## Start Data listing
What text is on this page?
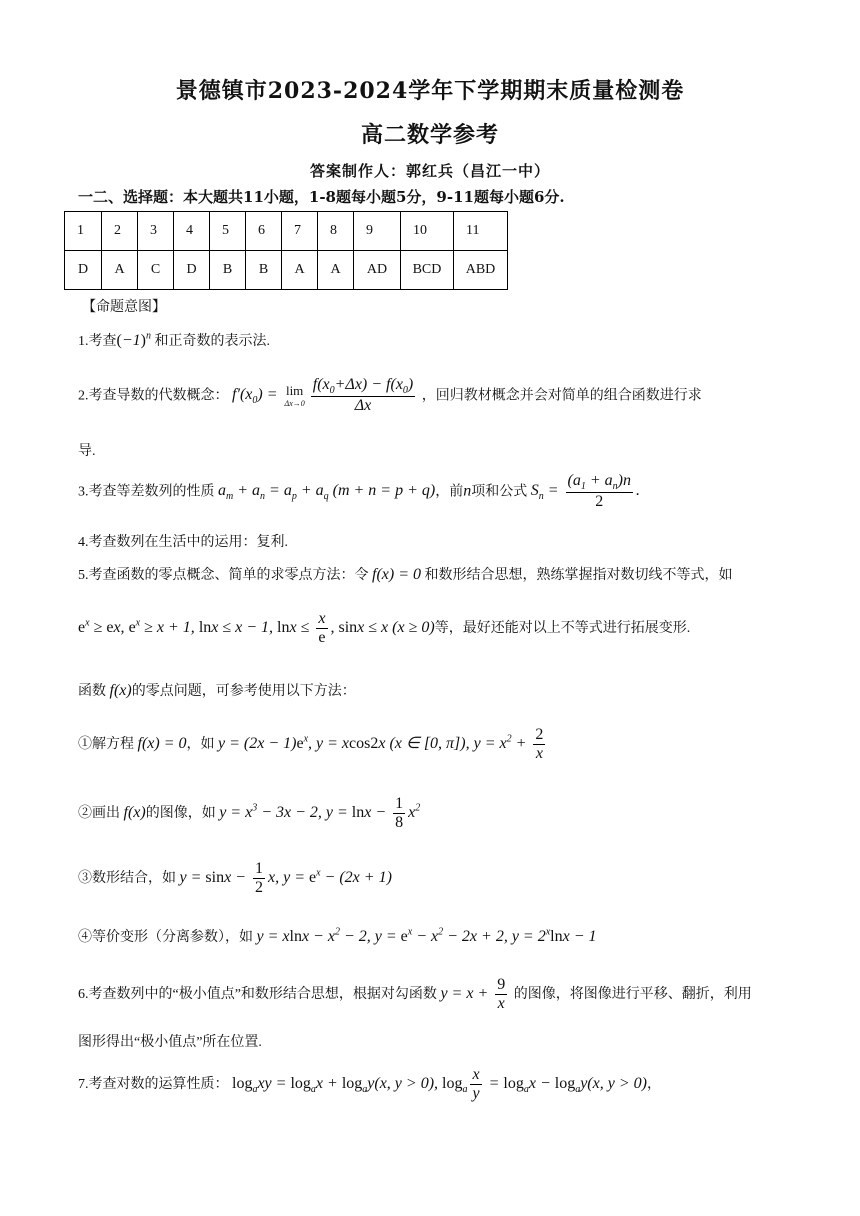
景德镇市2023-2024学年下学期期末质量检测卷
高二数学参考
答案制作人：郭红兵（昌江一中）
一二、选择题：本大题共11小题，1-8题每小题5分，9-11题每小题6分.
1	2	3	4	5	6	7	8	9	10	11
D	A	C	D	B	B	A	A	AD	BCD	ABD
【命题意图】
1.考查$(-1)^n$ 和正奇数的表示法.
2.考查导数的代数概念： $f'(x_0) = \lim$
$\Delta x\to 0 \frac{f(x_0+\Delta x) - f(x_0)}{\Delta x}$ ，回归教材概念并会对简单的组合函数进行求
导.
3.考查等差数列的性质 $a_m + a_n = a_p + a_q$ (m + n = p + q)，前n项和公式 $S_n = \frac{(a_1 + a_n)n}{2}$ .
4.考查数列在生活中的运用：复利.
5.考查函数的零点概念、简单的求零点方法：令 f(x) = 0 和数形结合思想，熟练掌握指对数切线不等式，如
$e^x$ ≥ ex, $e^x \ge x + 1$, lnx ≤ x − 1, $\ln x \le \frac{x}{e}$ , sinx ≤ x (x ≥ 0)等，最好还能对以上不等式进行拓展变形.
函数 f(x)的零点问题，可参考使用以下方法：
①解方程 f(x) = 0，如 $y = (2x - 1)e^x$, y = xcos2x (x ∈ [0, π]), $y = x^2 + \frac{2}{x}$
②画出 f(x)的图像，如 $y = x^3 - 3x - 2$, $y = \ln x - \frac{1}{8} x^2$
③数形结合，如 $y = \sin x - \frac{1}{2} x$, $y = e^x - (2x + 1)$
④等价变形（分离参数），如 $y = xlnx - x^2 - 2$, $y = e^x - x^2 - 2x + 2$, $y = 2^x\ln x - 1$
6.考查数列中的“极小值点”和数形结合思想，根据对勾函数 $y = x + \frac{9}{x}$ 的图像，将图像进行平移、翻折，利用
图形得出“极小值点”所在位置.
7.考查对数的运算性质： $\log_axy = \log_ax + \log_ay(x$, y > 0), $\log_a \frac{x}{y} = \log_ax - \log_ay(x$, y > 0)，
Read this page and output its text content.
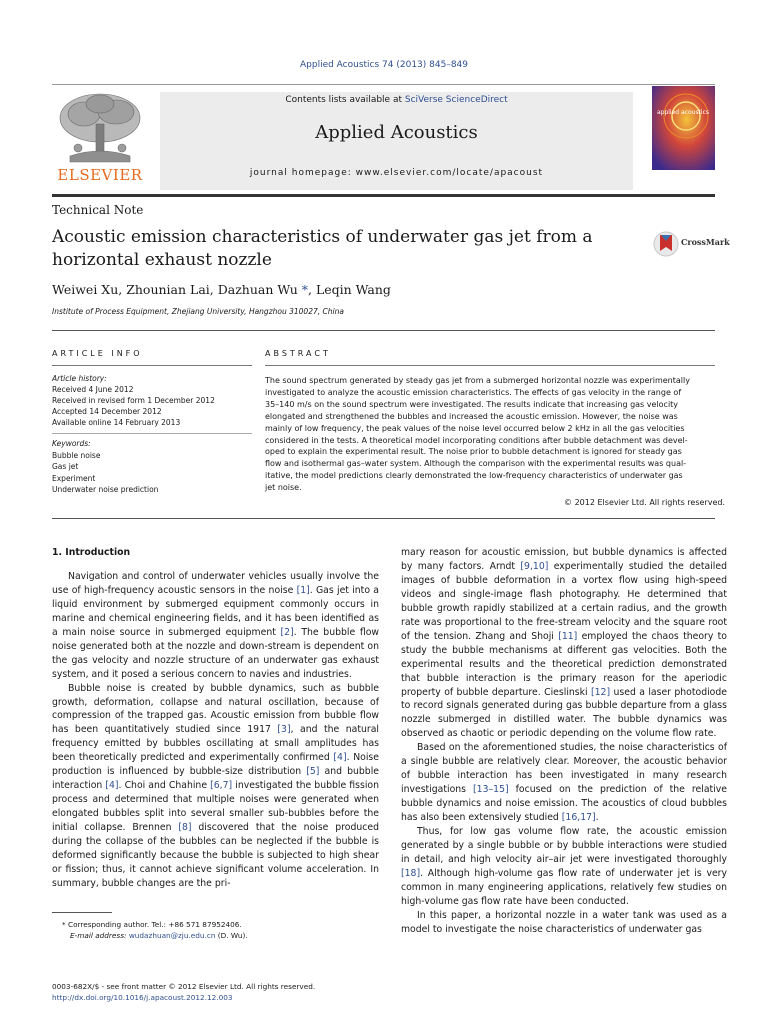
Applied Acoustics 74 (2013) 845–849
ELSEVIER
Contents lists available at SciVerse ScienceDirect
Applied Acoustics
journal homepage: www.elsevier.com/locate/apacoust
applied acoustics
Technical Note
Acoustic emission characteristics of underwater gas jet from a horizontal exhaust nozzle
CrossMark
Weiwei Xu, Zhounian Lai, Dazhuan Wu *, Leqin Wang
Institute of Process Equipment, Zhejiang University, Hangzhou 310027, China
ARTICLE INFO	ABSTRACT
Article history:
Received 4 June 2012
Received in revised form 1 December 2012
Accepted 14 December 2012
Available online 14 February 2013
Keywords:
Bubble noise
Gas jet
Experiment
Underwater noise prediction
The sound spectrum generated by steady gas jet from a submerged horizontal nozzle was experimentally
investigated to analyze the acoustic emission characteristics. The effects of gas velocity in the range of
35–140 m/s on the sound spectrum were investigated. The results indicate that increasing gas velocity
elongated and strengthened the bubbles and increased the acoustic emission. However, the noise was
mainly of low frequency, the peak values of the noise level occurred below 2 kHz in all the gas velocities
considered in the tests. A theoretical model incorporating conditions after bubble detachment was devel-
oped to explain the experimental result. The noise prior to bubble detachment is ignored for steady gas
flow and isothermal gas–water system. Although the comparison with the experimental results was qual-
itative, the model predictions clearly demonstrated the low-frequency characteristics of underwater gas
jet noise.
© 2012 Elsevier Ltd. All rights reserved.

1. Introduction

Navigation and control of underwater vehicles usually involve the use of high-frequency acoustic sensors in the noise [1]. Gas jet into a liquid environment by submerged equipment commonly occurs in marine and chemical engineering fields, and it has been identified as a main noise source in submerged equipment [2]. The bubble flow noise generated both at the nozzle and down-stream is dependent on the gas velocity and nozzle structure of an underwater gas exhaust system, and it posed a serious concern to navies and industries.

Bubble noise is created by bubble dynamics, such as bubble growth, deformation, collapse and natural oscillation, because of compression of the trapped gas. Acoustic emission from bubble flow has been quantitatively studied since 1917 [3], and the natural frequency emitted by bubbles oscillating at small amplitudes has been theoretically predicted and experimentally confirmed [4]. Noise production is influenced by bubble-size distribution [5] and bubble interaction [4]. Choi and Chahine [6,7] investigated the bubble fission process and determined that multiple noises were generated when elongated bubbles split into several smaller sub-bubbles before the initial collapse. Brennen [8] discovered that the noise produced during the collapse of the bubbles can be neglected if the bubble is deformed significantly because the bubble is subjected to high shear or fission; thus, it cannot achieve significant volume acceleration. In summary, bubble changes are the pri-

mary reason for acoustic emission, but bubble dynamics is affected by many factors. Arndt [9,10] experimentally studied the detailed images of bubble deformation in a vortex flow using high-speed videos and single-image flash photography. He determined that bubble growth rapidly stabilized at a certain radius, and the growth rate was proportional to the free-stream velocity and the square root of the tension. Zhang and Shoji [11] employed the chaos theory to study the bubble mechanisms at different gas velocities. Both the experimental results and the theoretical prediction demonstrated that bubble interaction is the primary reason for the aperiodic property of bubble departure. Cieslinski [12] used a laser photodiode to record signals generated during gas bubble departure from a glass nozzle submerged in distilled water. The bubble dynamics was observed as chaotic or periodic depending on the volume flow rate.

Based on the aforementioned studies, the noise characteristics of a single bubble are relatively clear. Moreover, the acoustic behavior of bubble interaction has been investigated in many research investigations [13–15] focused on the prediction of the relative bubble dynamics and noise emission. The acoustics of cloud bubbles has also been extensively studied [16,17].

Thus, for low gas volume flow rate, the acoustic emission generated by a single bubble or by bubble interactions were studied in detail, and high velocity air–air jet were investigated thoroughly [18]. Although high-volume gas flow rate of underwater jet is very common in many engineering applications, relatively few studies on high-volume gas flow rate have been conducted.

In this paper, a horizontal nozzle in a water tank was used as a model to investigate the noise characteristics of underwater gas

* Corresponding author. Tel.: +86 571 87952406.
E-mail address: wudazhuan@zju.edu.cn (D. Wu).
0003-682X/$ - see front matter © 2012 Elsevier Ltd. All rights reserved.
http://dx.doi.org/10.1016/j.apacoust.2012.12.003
## End Data listing
**Goal**:
Omit the pictures. Transcribe every record exactly.

**The completed task**:
What text is on this page?
景德镇市2023-2024学年下学期期末质量检测卷
高二数学参考
答案制作人：郭红兵（昌江一中）
一二、选择题：本大题共11小题，1-8题每小题5分，9-11题每小题6分.
1	2	3	4	5	6	7	8	9	10	11
D	A	C	D	B	B	A	A	AD	BCD	ABD
【命题意图】
1.考查$(-1)^n$ 和正奇数的表示法.
2.考查导数的代数概念： $f'(x_0) = \lim$
$\Delta x\to 0 \frac{f(x_0+\Delta x) - f(x_0)}{\Delta x}$ ，回归教材概念并会对简单的组合函数进行求
导.
3.考查等差数列的性质 $a_m + a_n = a_p + a_q$ (m + n = p + q)，前n项和公式 $S_n = \frac{(a_1 + a_n)n}{2}$ .
4.考查数列在生活中的运用：复利.
5.考查函数的零点概念、简单的求零点方法：令 f(x) = 0 和数形结合思想，熟练掌握指对数切线不等式，如
$e^x$ ≥ ex, $e^x \ge x + 1$, lnx ≤ x − 1, $\ln x \le \frac{x}{e}$ , sinx ≤ x (x ≥ 0)等，最好还能对以上不等式进行拓展变形.
函数 f(x)的零点问题，可参考使用以下方法：
①解方程 f(x) = 0，如 $y = (2x - 1)e^x$, y = xcos2x (x ∈ [0, π]), $y = x^2 + \frac{2}{x}$
②画出 f(x)的图像，如 $y = x^3 - 3x - 2$, $y = \ln x - \frac{1}{8} x^2$
③数形结合，如 $y = \sin x - \frac{1}{2} x$, $y = e^x - (2x + 1)$
④等价变形（分离参数），如 $y = xlnx - x^2 - 2$, $y = e^x - x^2 - 2x + 2$, $y = 2^x\ln x - 1$
6.考查数列中的“极小值点”和数形结合思想，根据对勾函数 $y = x + \frac{9}{x}$ 的图像，将图像进行平移、翻折，利用
图形得出“极小值点”所在位置.
7.考查对数的运算性质： $\log_axy = \log_ax + \log_ay(x$, y > 0), $\log_a \frac{x}{y} = \log_ax - \log_ay(x$, y > 0)，
Read this page and output its text content.
Applied Acoustics 74 (2013) 845–849
ELSEVIER
Contents lists available at SciVerse ScienceDirect
Applied Acoustics
journal homepage: www.elsevier.com/locate/apacoust
applied acoustics
Technical Note
Acoustic emission characteristics of underwater gas jet from a horizontal exhaust nozzle
CrossMark
Weiwei Xu, Zhounian Lai, Dazhuan Wu *, Leqin Wang
Institute of Process Equipment, Zhejiang University, Hangzhou 310027, China
ARTICLE INFO	ABSTRACT
Article history:
Received 4 June 2012
Received in revised form 1 December 2012
Accepted 14 December 2012
Available online 14 February 2013
Keywords:
Bubble noise
Gas jet
Experiment
Underwater noise prediction
The sound spectrum generated by steady gas jet from a submerged horizontal nozzle was experimentally
investigated to analyze the acoustic emission characteristics. The effects of gas velocity in the range of
35–140 m/s on the sound spectrum were investigated. The results indicate that increasing gas velocity
elongated and strengthened the bubbles and increased the acoustic emission. However, the noise was
mainly of low frequency, the peak values of the noise level occurred below 2 kHz in all the gas velocities
considered in the tests. A theoretical model incorporating conditions after bubble detachment was devel-
oped to explain the experimental result. The noise prior to bubble detachment is ignored for steady gas
flow and isothermal gas–water system. Although the comparison with the experimental results was qual-
itative, the model predictions clearly demonstrated the low-frequency characteristics of underwater gas
jet noise.
© 2012 Elsevier Ltd. All rights reserved.

1. Introduction

Navigation and control of underwater vehicles usually involve the use of high-frequency acoustic sensors in the noise [1]. Gas jet into a liquid environment by submerged equipment commonly occurs in marine and chemical engineering fields, and it has been identified as a main noise source in submerged equipment [2]. The bubble flow noise generated both at the nozzle and down-stream is dependent on the gas velocity and nozzle structure of an underwater gas exhaust system, and it posed a serious concern to navies and industries.

Bubble noise is created by bubble dynamics, such as bubble growth, deformation, collapse and natural oscillation, because of compression of the trapped gas. Acoustic emission from bubble flow has been quantitatively studied since 1917 [3], and the natural frequency emitted by bubbles oscillating at small amplitudes has been theoretically predicted and experimentally confirmed [4]. Noise production is influenced by bubble-size distribution [5] and bubble interaction [4]. Choi and Chahine [6,7] investigated the bubble fission process and determined that multiple noises were generated when elongated bubbles split into several smaller sub-bubbles before the initial collapse. Brennen [8] discovered that the noise produced during the collapse of the bubbles can be neglected if the bubble is deformed significantly because the bubble is subjected to high shear or fission; thus, it cannot achieve significant volume acceleration. In summary, bubble changes are the pri-

mary reason for acoustic emission, but bubble dynamics is affected by many factors. Arndt [9,10] experimentally studied the detailed images of bubble deformation in a vortex flow using high-speed videos and single-image flash photography. He determined that bubble growth rapidly stabilized at a certain radius, and the growth rate was proportional to the free-stream velocity and the square root of the tension. Zhang and Shoji [11] employed the chaos theory to study the bubble mechanisms at different gas velocities. Both the experimental results and the theoretical prediction demonstrated that bubble interaction is the primary reason for the aperiodic property of bubble departure. Cieslinski [12] used a laser photodiode to record signals generated during gas bubble departure from a glass nozzle submerged in distilled water. The bubble dynamics was observed as chaotic or periodic depending on the volume flow rate.

Based on the aforementioned studies, the noise characteristics of a single bubble are relatively clear. Moreover, the acoustic behavior of bubble interaction has been investigated in many research investigations [13–15] focused on the prediction of the relative bubble dynamics and noise emission. The acoustics of cloud bubbles has also been extensively studied [16,17].

Thus, for low gas volume flow rate, the acoustic emission generated by a single bubble or by bubble interactions were studied in detail, and high velocity air–air jet were investigated thoroughly [18]. Although high-volume gas flow rate of underwater jet is very common in many engineering applications, relatively few studies on high-volume gas flow rate have been conducted.

In this paper, a horizontal nozzle in a water tank was used as a model to investigate the noise characteristics of underwater gas

* Corresponding author. Tel.: +86 571 87952406.
E-mail address: wudazhuan@zju.edu.cn (D. Wu).
0003-682X/$ - see front matter © 2012 Elsevier Ltd. All rights reserved.
http://dx.doi.org/10.1016/j.apacoust.2012.12.003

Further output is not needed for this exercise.